[WHAT TO DO] Every record should be written out exactly, with the pictures left out.

[MATERIAL FOR THIS EXERCISE]
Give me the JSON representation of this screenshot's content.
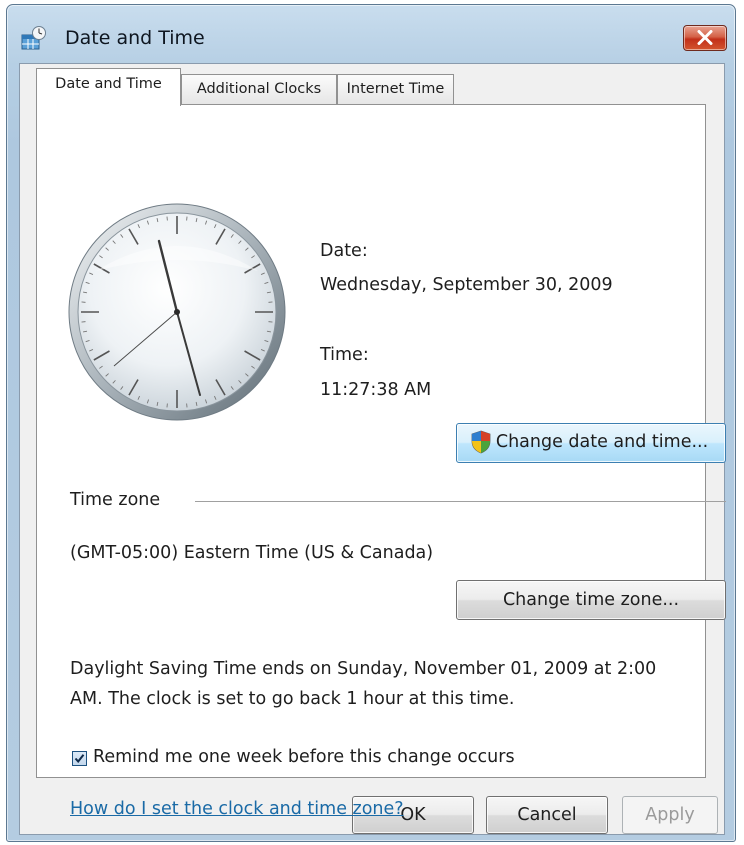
{
  "window": {
    "title": "Date and Time"
  },
  "tabs": [
    {
      "label": "Date and Time",
      "active": true
    },
    {
      "label": "Additional Clocks",
      "active": false
    },
    {
      "label": "Internet Time",
      "active": false
    }
  ],
  "datetime": {
    "date_label": "Date:",
    "date_value": "Wednesday, September 30, 2009",
    "time_label": "Time:",
    "time_value": "11:27:38 AM",
    "change_button": "Change date and time..."
  },
  "timezone": {
    "section_label": "Time zone",
    "value": "(GMT-05:00) Eastern Time (US & Canada)",
    "change_button": "Change time zone..."
  },
  "dst": {
    "line1": "Daylight Saving Time ends on Sunday, November 01, 2009 at 2:00",
    "line2": "AM. The clock is set to go back 1 hour at this time.",
    "remind_label": "Remind me one week before this change occurs",
    "remind_checked": true
  },
  "help_link": "How do I set the clock and time zone?",
  "dialog_buttons": {
    "ok": "OK",
    "cancel": "Cancel",
    "apply": "Apply",
    "apply_enabled": false
  },
  "colors": {
    "link": "#1a6aa6",
    "close_button": "#c2301a",
    "focus_border": "#3c7fb1"
  },
  "icons": {
    "app": "date-time-icon",
    "close": "close-x-icon",
    "shield": "uac-shield-icon",
    "check": "checkmark-icon"
  }
}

[THE RESULT]
Give me the JSON representation of this screenshot's content.
{
  "window": {
    "title": "Date and Time"
  },
  "tabs": [
    {
      "label": "Date and Time",
      "active": true
    },
    {
      "label": "Additional Clocks",
      "active": false
    },
    {
      "label": "Internet Time",
      "active": false
    }
  ],
  "datetime": {
    "date_label": "Date:",
    "date_value": "Wednesday, September 30, 2009",
    "time_label": "Time:",
    "time_value": "11:27:38 AM",
    "change_button": "Change date and time..."
  },
  "timezone": {
    "section_label": "Time zone",
    "value": "(GMT-05:00) Eastern Time (US & Canada)",
    "change_button": "Change time zone..."
  },
  "dst": {
    "line1": "Daylight Saving Time ends on Sunday, November 01, 2009 at 2:00",
    "line2": "AM. The clock is set to go back 1 hour at this time.",
    "remind_label": "Remind me one week before this change occurs",
    "remind_checked": true
  },
  "help_link": "How do I set the clock and time zone?",
  "dialog_buttons": {
    "ok": "OK",
    "cancel": "Cancel",
    "apply": "Apply",
    "apply_enabled": false
  },
  "colors": {
    "link": "#1a6aa6",
    "close_button": "#c2301a",
    "focus_border": "#3c7fb1"
  },
  "icons": {
    "app": "date-time-icon",
    "close": "close-x-icon",
    "shield": "uac-shield-icon",
    "check": "checkmark-icon"
  }
}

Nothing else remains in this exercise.